WHAT IS ASKED >> Copy out every line of the material below, character for character, without changing anything.

:: TASK INPUTS

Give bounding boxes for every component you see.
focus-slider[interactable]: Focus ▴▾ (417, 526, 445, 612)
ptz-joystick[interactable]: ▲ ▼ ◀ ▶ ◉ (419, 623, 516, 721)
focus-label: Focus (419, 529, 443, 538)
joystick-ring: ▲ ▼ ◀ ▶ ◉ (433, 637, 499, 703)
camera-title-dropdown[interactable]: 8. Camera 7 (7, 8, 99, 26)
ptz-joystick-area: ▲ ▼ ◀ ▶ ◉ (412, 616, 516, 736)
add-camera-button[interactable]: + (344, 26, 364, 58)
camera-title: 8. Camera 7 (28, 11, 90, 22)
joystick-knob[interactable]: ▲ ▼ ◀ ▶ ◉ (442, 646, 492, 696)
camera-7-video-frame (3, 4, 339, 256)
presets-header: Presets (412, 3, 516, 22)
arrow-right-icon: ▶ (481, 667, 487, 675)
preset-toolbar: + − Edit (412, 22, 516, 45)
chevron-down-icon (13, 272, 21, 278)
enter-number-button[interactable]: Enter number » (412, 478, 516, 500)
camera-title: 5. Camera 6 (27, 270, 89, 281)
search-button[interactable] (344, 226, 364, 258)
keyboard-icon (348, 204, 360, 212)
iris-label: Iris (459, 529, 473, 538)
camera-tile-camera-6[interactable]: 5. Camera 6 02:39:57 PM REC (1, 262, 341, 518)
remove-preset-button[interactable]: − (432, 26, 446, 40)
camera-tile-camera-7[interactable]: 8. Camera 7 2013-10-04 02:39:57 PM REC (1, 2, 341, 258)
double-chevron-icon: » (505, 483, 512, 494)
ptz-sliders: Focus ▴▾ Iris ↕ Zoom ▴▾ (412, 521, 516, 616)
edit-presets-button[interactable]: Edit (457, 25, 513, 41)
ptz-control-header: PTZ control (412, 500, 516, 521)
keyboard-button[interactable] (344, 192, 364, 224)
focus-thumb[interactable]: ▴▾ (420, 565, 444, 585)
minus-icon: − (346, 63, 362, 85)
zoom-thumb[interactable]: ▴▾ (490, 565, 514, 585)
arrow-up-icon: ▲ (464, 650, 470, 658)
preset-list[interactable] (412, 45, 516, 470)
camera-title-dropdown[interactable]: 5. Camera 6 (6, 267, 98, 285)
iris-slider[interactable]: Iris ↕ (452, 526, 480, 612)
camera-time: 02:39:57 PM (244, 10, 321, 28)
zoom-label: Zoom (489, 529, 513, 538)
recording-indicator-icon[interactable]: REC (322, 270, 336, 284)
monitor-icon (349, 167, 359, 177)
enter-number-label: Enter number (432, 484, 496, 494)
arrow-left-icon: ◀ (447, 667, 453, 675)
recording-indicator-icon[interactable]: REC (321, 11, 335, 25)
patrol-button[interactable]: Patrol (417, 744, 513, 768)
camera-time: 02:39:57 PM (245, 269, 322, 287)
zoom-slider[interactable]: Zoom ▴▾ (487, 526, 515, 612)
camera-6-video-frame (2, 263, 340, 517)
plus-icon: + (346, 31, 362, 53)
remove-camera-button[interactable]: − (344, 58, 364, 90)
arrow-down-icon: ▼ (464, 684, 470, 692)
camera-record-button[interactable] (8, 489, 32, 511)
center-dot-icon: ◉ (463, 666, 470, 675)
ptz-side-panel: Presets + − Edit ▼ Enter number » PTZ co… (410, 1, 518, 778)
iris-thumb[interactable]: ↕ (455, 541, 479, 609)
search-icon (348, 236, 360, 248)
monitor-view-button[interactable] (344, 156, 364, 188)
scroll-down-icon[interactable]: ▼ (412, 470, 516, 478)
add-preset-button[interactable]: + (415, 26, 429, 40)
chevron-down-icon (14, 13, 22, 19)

::::

RESULT OF THIS TASK >>
Give bounding boxes for every component you see.
focus-slider[interactable]: Focus ▴▾ (417, 526, 445, 612)
ptz-joystick[interactable]: ▲ ▼ ◀ ▶ ◉ (419, 623, 516, 721)
focus-label: Focus (419, 529, 443, 538)
joystick-ring: ▲ ▼ ◀ ▶ ◉ (433, 637, 499, 703)
camera-title-dropdown[interactable]: 8. Camera 7 (7, 8, 99, 26)
ptz-joystick-area: ▲ ▼ ◀ ▶ ◉ (412, 616, 516, 736)
add-camera-button[interactable]: + (344, 26, 364, 58)
camera-title: 8. Camera 7 (28, 11, 90, 22)
joystick-knob[interactable]: ▲ ▼ ◀ ▶ ◉ (442, 646, 492, 696)
camera-7-video-frame (3, 4, 339, 256)
presets-header: Presets (412, 3, 516, 22)
arrow-right-icon: ▶ (481, 667, 487, 675)
preset-toolbar: + − Edit (412, 22, 516, 45)
chevron-down-icon (13, 272, 21, 278)
enter-number-button[interactable]: Enter number » (412, 478, 516, 500)
camera-title: 5. Camera 6 (27, 270, 89, 281)
search-button[interactable] (344, 226, 364, 258)
keyboard-icon (348, 204, 360, 212)
iris-label: Iris (459, 529, 473, 538)
camera-tile-camera-6[interactable]: 5. Camera 6 02:39:57 PM REC (1, 262, 341, 518)
remove-preset-button[interactable]: − (432, 26, 446, 40)
camera-tile-camera-7[interactable]: 8. Camera 7 2013-10-04 02:39:57 PM REC (1, 2, 341, 258)
double-chevron-icon: » (505, 483, 512, 494)
ptz-sliders: Focus ▴▾ Iris ↕ Zoom ▴▾ (412, 521, 516, 616)
edit-presets-button[interactable]: Edit (457, 25, 513, 41)
ptz-control-header: PTZ control (412, 500, 516, 521)
keyboard-button[interactable] (344, 192, 364, 224)
focus-thumb[interactable]: ▴▾ (420, 565, 444, 585)
minus-icon: − (346, 63, 362, 85)
zoom-thumb[interactable]: ▴▾ (490, 565, 514, 585)
arrow-up-icon: ▲ (464, 650, 470, 658)
preset-list[interactable] (412, 45, 516, 470)
camera-title-dropdown[interactable]: 5. Camera 6 (6, 267, 98, 285)
iris-slider[interactable]: Iris ↕ (452, 526, 480, 612)
camera-time: 02:39:57 PM (244, 10, 321, 28)
zoom-label: Zoom (489, 529, 513, 538)
recording-indicator-icon[interactable]: REC (322, 270, 336, 284)
monitor-icon (349, 167, 359, 177)
enter-number-label: Enter number (432, 484, 496, 494)
arrow-left-icon: ◀ (447, 667, 453, 675)
recording-indicator-icon[interactable]: REC (321, 11, 335, 25)
patrol-button[interactable]: Patrol (417, 744, 513, 768)
camera-time: 02:39:57 PM (245, 269, 322, 287)
zoom-slider[interactable]: Zoom ▴▾ (487, 526, 515, 612)
camera-6-video-frame (2, 263, 340, 517)
plus-icon: + (346, 31, 362, 53)
remove-camera-button[interactable]: − (344, 58, 364, 90)
arrow-down-icon: ▼ (464, 684, 470, 692)
camera-record-button[interactable] (8, 489, 32, 511)
center-dot-icon: ◉ (463, 666, 470, 675)
ptz-side-panel: Presets + − Edit ▼ Enter number » PTZ co… (410, 1, 518, 778)
iris-thumb[interactable]: ↕ (455, 541, 479, 609)
search-icon (348, 236, 360, 248)
monitor-view-button[interactable] (344, 156, 364, 188)
scroll-down-icon[interactable]: ▼ (412, 470, 516, 478)
add-preset-button[interactable]: + (415, 26, 429, 40)
chevron-down-icon (14, 13, 22, 19)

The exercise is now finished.